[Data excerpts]
====
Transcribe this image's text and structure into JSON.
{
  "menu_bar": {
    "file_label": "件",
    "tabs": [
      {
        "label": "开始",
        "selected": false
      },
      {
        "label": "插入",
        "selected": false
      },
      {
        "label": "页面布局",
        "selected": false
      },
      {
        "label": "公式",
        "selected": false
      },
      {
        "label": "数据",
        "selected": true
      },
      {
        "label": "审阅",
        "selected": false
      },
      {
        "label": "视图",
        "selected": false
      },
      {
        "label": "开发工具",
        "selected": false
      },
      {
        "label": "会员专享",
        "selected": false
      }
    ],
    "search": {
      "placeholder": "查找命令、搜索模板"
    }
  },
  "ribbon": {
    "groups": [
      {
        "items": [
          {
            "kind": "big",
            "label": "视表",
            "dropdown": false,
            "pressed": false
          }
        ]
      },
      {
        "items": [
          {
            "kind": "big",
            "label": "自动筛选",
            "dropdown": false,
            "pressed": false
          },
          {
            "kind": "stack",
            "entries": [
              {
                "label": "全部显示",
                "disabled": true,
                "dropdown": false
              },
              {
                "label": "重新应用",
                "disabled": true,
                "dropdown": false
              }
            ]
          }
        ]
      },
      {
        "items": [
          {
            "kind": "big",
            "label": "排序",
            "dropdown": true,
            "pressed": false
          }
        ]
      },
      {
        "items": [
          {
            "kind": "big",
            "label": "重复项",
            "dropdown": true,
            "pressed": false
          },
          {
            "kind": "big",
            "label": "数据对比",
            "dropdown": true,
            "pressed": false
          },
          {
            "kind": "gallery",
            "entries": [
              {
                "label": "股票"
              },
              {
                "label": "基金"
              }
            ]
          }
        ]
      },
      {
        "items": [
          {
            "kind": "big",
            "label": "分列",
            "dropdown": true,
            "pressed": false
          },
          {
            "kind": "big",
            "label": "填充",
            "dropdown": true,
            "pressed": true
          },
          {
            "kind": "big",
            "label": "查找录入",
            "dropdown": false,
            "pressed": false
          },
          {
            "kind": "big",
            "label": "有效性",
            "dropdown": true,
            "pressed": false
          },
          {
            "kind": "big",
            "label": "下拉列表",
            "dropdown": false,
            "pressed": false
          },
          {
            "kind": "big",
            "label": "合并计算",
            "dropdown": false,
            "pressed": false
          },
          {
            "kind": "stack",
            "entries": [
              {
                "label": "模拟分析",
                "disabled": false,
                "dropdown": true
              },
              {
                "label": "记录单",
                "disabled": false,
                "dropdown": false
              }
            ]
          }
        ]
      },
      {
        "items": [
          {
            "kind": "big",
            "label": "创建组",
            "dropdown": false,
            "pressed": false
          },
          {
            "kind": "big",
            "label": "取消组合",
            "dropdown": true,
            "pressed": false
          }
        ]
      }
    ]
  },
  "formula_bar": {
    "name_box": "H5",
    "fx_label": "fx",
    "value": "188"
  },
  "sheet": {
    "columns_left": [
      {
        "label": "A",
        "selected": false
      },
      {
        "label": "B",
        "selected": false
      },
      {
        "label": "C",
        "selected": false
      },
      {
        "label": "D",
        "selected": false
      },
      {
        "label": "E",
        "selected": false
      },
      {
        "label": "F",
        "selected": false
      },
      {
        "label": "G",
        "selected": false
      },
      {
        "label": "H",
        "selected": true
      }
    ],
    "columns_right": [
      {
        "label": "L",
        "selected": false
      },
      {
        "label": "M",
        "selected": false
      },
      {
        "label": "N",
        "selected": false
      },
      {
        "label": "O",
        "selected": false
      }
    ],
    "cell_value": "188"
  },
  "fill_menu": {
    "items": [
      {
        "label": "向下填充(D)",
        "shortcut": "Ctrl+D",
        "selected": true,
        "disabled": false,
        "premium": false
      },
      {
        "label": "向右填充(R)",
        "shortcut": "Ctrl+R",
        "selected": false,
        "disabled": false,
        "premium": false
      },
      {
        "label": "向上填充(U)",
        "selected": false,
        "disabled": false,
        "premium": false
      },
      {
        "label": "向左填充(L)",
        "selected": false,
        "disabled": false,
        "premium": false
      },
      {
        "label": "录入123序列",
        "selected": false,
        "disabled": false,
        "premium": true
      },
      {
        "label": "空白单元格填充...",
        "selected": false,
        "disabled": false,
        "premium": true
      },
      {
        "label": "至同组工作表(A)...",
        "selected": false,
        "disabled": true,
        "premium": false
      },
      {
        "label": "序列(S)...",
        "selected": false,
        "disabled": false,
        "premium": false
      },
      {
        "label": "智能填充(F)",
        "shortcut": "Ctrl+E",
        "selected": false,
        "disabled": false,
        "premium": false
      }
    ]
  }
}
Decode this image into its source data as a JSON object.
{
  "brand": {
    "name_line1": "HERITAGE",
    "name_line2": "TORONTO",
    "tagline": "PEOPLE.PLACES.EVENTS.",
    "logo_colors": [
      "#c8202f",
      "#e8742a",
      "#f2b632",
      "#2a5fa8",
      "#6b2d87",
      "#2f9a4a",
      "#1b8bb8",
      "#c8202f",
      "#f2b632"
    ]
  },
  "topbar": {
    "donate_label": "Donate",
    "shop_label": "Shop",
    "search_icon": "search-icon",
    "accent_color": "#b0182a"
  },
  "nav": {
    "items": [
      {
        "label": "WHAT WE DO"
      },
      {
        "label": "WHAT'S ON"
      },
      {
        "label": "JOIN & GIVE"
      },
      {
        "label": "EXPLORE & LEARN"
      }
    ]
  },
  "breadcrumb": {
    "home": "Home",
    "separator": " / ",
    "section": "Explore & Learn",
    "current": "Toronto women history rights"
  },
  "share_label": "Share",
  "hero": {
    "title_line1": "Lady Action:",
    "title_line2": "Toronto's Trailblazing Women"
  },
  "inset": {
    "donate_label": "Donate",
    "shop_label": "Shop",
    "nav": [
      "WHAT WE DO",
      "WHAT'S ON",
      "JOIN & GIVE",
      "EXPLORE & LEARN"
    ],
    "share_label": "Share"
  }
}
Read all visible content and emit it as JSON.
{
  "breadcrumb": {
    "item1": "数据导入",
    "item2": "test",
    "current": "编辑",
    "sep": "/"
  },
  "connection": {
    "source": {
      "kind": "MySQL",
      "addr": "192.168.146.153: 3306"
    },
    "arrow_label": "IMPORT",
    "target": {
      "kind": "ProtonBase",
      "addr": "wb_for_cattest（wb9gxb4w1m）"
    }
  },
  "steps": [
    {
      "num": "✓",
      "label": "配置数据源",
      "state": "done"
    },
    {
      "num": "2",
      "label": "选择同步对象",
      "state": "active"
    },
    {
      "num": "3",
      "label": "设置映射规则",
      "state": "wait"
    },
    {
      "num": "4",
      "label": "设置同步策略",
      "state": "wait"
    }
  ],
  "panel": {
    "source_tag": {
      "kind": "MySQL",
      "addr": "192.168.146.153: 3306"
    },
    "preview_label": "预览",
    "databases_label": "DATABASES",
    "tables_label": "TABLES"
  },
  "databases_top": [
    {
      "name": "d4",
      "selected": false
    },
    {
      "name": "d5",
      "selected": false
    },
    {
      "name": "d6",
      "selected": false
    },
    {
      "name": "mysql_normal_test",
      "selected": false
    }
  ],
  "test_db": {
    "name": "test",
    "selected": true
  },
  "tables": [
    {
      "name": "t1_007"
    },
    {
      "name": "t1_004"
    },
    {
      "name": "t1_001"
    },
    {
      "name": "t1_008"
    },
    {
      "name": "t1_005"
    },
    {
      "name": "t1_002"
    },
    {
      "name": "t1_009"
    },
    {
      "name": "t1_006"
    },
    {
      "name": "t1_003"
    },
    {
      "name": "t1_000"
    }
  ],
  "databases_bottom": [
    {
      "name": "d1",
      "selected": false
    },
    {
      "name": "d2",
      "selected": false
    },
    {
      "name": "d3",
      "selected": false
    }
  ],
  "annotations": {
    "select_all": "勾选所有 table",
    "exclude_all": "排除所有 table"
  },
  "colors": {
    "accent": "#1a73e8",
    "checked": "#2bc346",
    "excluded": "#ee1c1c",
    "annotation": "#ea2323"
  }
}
====
[Requirements] Copy out every line from the material above in which the word "Share" appears.

[Answer for the task]
  "share_label": "Share",
    "share_label": "Share"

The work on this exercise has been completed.